■ Vorliegender Text:
────────────────

Sonntag, 24. Februar 2013

Per Un Pugno Di Dollari - A Fistful Of Dollars - Für eine Handvoll Dollar (1964)

http://www.imdb.com/title/tt0058461/

In dem abgelegenen Dorf San Miguel in New Mexico werden die Einwohner von zwei rivalisierenden Gangsterfamilien, den angloamerikanischen Baxters und den mexikanischen Rojos, terrorisiert. Ein einsamer, schießfertiger Reiter (‘Joe’, gespielt von Clint Eastwood) kommt in das Dorf und bietet beiden Familien an, für sie zu arbeiten. Er kassiert von beiden eine ansehnliche Bezahlung. Der Anführer der Rojos, Ramón (Gian Maria Volonté) entdeckt den Betrug und lässt Joe brutal foltern. Joe gelingt die Flucht. Die Rojos schlachten daraufhin die Baxters ab, weil sie sie verdächtigen, Joe zu verstecken. In einer aufgelassenen Mine erholt sich Joe und kehrt nach San Miguel zurück, um mit den Rojos, speziell mit Ramón, abzurechnen.

────────────────

■ Ausgewählte Zeilen:
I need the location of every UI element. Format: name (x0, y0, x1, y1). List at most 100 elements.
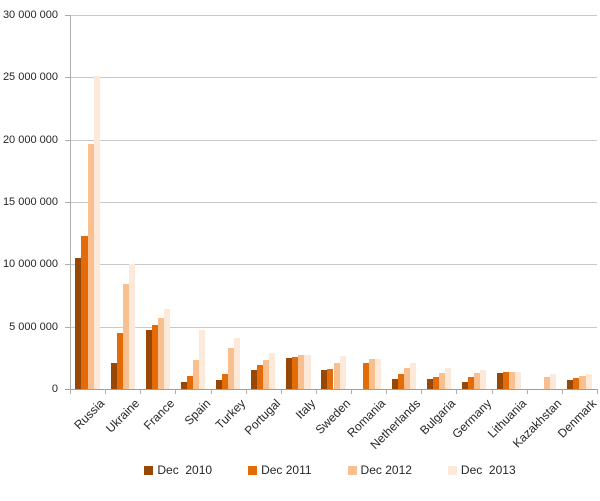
legend-label: Dec 2012 (360, 463, 412, 477)
x-axis-tick (105, 389, 107, 394)
y-gridline (70, 264, 597, 266)
y-axis-tick (65, 15, 70, 16)
bar-russia-dec-2011 (81, 236, 88, 389)
chart-legend: Dec 2010 Dec 2011 Dec 2012 Dec 2013 (60, 463, 600, 477)
bar-lithuania-dec-2011 (503, 372, 510, 389)
y-gridline (70, 77, 597, 79)
bar-lithuania-dec-2010 (496, 373, 504, 389)
bar-france-dec-2011 (151, 324, 158, 389)
legend-swatch (248, 465, 258, 475)
bar-turkey-dec-2012 (228, 347, 235, 389)
bar-netherlands-dec-2010 (391, 379, 398, 389)
y-gridline (70, 326, 597, 328)
bar-netherlands-dec-2011 (397, 374, 404, 389)
bar-portugal-dec-2011 (257, 364, 264, 389)
bar-bulgaria-dec-2012 (438, 373, 445, 389)
legend-item-dec-2011: Dec 2011 (248, 463, 312, 477)
x-axis-tick (210, 389, 212, 394)
x-axis-tick (70, 389, 71, 394)
x-axis-tick (140, 389, 142, 394)
bar-portugal-dec-2013 (269, 352, 276, 389)
bar-sweden-dec-2012 (333, 362, 340, 389)
bar-romania-dec-2012 (368, 359, 375, 389)
bar-spain-dec-2010 (180, 381, 187, 389)
legend-label: Dec 2011 (261, 463, 312, 477)
bar-sweden-dec-2010 (321, 370, 328, 389)
legend-item-dec-2010: Dec 2010 (144, 463, 212, 477)
bar-lithuania-dec-2012 (509, 371, 516, 389)
legend-swatch (144, 465, 154, 475)
x-axis-tick (245, 389, 247, 394)
bar-germany-dec-2013 (480, 370, 487, 389)
y-axis-label: 20 000 000 (2, 133, 58, 146)
y-gridline (70, 15, 597, 16)
y-axis-tick (65, 77, 70, 79)
bar-russia-dec-2012 (87, 144, 94, 389)
bar-bulgaria-dec-2011 (432, 377, 439, 389)
bar-turkey-dec-2013 (234, 337, 241, 389)
bar-netherlands-dec-2012 (403, 368, 410, 389)
y-axis-label: 0 (51, 383, 58, 395)
x-axis-line (65, 389, 597, 390)
bar-ukraine-dec-2012 (122, 283, 129, 389)
bar-sweden-dec-2013 (339, 355, 346, 389)
bar-lithuania-dec-2013 (515, 371, 522, 389)
bar-romania-dec-2011 (362, 362, 369, 389)
bar-bulgaria-dec-2013 (445, 368, 452, 389)
bar-germany-dec-2012 (474, 372, 481, 389)
bar-bulgaria-dec-2010 (426, 379, 433, 389)
bar-germany-dec-2010 (461, 382, 468, 389)
bar-ukraine-dec-2011 (116, 332, 123, 389)
bar-france-dec-2010 (145, 330, 152, 389)
bar-germany-dec-2011 (467, 377, 475, 389)
bar-kazakhstan-dec-2012 (544, 376, 551, 389)
legend-item-dec-2012: Dec 2012 (347, 463, 412, 477)
bar-italy-dec-2013 (304, 354, 311, 389)
y-axis-tick (65, 139, 70, 141)
legend-swatch (347, 465, 357, 475)
x-axis-tick (421, 389, 423, 394)
x-axis-tick (597, 389, 598, 394)
y-gridline (70, 202, 597, 203)
x-axis-tick (280, 389, 282, 394)
y-gridline (70, 139, 597, 141)
legend-item-dec-2013: Dec 2013 (447, 463, 516, 477)
legend-swatch (447, 465, 457, 475)
legend-label: Dec 2010 (157, 463, 213, 477)
y-axis-label: 15 000 000 (2, 196, 58, 208)
bar-denmark-dec-2011 (573, 377, 580, 389)
x-axis-tick (386, 389, 388, 394)
bar-denmark-dec-2010 (567, 379, 574, 389)
legend-label: Dec 2013 (460, 463, 516, 477)
bar-denmark-dec-2013 (585, 374, 592, 389)
x-axis-tick (175, 389, 177, 394)
bar-spain-dec-2013 (199, 329, 206, 389)
bar-romania-dec-2013 (374, 359, 381, 389)
y-axis-tick (65, 264, 70, 266)
bar-france-dec-2013 (163, 309, 171, 389)
bar-kazakhstan-dec-2013 (550, 374, 557, 389)
bar-denmark-dec-2012 (579, 375, 586, 389)
bar-netherlands-dec-2013 (409, 362, 416, 389)
bar-spain-dec-2011 (186, 375, 193, 389)
bar-turkey-dec-2010 (215, 380, 222, 389)
x-axis-tick (526, 389, 528, 394)
bar-russia-dec-2010 (75, 258, 82, 389)
bar-france-dec-2012 (157, 317, 164, 389)
bar-portugal-dec-2012 (263, 360, 270, 389)
bar-russia-dec-2013 (93, 76, 100, 389)
bar-turkey-dec-2011 (222, 374, 229, 389)
y-axis-tick (65, 326, 70, 328)
x-axis-tick (315, 389, 317, 394)
bar-ukraine-dec-2013 (128, 264, 135, 389)
bar-sweden-dec-2011 (327, 369, 334, 389)
y-axis-label: 10 000 000 (2, 258, 58, 271)
x-axis-tick (351, 389, 353, 394)
y-axis-line (70, 15, 71, 389)
y-axis-label: 5 000 000 (9, 320, 58, 333)
bar-italy-dec-2012 (298, 354, 305, 389)
bar-ukraine-dec-2010 (110, 362, 117, 389)
bar-spain-dec-2012 (192, 360, 200, 389)
x-axis-tick (561, 389, 563, 394)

────────────────

■ Aufgabe: Führe die Inhaltsangabe zu „Für eine Handvoll Dollar“ nach ihrem letzten Satz fort. Die Zeilen haben mit dem Text nichts zu tun.

■ Ergebnis:
Sergio Leone hat mit "Für eine Handvoll Dollar" den Western auf den Kopf gestellt - und damit das Genre des Italowestern erst begründet. Natürlich wurden schon vorher Western in Europa gedreht. Spanien war von den Amis als kostengünstiger Drehort entdeckt worden. Es entstand eine Reihe von B-Western in amerikanisch-spanischer Co-Produktion. Schon bald mischten die Italiener mit. Vor Leones Quantensprung waren 25 Italowestern entstanden, die sich aber vollständig am amerikanischen Vorbild mit glatt rasierten und moralisch integren Helden orientierten. Bei Leone war alles anders. Als Regisseur war er zwar kein Nobody mehr, aber allzu viel Vertrauen hatten die Produzenten nicht. Was sich im Budget des Films widerspiegelte. Es gab halt nur eine Handvoll Lire. Leone hatte als Second-Unit-Regisseur bei großen Hollywood-Produktionen wie "Ben Hur" und "Quo Vadis" Erfahrungen gesammelt, mit "Die letzten Tage von Pompeii" und "Der Koloss von Rhodos" bereits zwei Filme selbst gedreht. Doch jetzt wollte er offenbar eingetretene Pfade verlassen.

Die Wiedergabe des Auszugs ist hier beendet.